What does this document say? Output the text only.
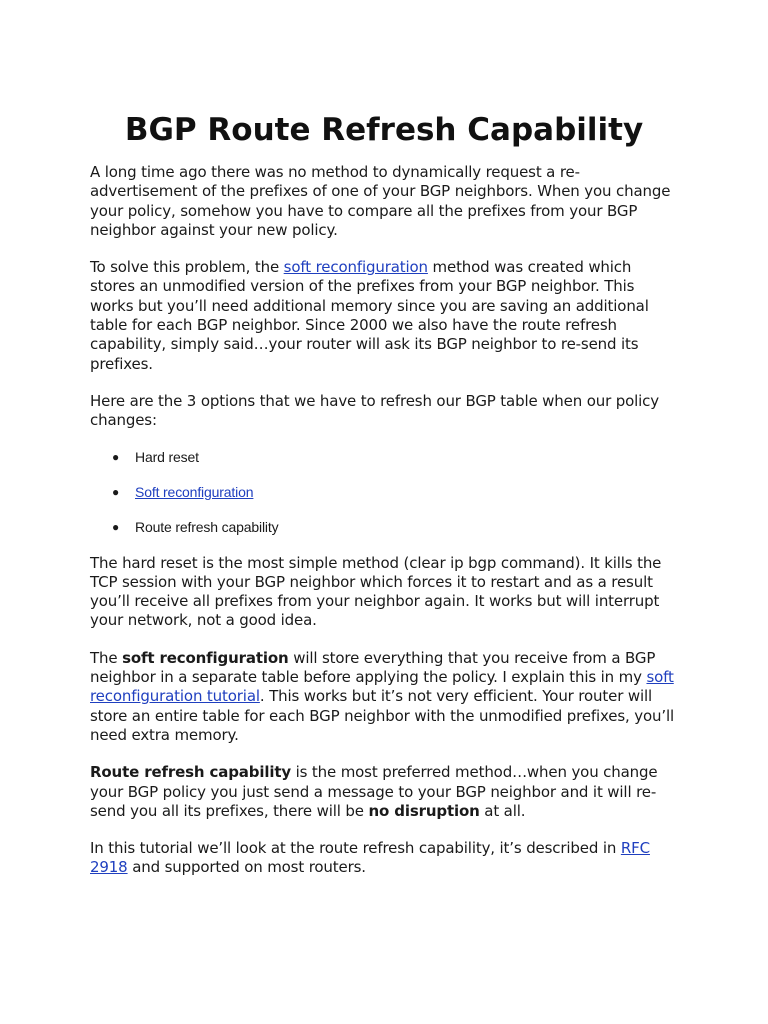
BGP Route Refresh Capability

A long time ago there was no method to dynamically request a re-advertisement of the prefixes of one of your BGP neighbors. When you change your policy, somehow you have to compare all the prefixes from your BGP neighbor against your new policy.

To solve this problem, the soft reconfiguration method was created which stores an unmodified version of the prefixes from your BGP neighbor. This works but you’ll need additional memory since you are saving an additional table for each BGP neighbor. Since 2000 we also have the route refresh capability, simply said…your router will ask its BGP neighbor to re-send its prefixes.

Here are the 3 options that we have to refresh our BGP table when our policy changes:

● Hard reset
● Soft reconfiguration
● Route refresh capability

The hard reset is the most simple method (clear ip bgp command). It kills the TCP session with your BGP neighbor which forces it to restart and as a result you’ll receive all prefixes from your neighbor again. It works but will interrupt your network, not a good idea.

The soft reconfiguration will store everything that you receive from a BGP neighbor in a separate table before applying the policy. I explain this in my soft reconfiguration tutorial. This works but it’s not very efficient. Your router will store an entire table for each BGP neighbor with the unmodified prefixes, you’ll need extra memory.

Route refresh capability is the most preferred method…when you change your BGP policy you just send a message to your BGP neighbor and it will re-send you all its prefixes, there will be no disruption at all.

In this tutorial we’ll look at the route refresh capability, it’s described in RFC 2918 and supported on most routers.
• • •
- [WHAT THIS TASK INVOLVES]:
Return all the entries word for word, but omit any pictures they contain.

- [SOLUTION TO THIS TASK]:
What does this document say? Output the text only.
BGP Route Refresh Capability

A long time ago there was no method to dynamically request a re-advertisement of the prefixes of one of your BGP neighbors. When you change your policy, somehow you have to compare all the prefixes from your BGP neighbor against your new policy.

To solve this problem, the soft reconfiguration method was created which stores an unmodified version of the prefixes from your BGP neighbor. This works but you’ll need additional memory since you are saving an additional table for each BGP neighbor. Since 2000 we also have the route refresh capability, simply said…your router will ask its BGP neighbor to re-send its prefixes.

Here are the 3 options that we have to refresh our BGP table when our policy changes:

● Hard reset
● Soft reconfiguration
● Route refresh capability

The hard reset is the most simple method (clear ip bgp command). It kills the TCP session with your BGP neighbor which forces it to restart and as a result you’ll receive all prefixes from your neighbor again. It works but will interrupt your network, not a good idea.

The soft reconfiguration will store everything that you receive from a BGP neighbor in a separate table before applying the policy. I explain this in my soft reconfiguration tutorial. This works but it’s not very efficient. Your router will store an entire table for each BGP neighbor with the unmodified prefixes, you’ll need extra memory.

Route refresh capability is the most preferred method…when you change your BGP policy you just send a message to your BGP neighbor and it will re-send you all its prefixes, there will be no disruption at all.

In this tutorial we’ll look at the route refresh capability, it’s described in RFC 2918 and supported on most routers.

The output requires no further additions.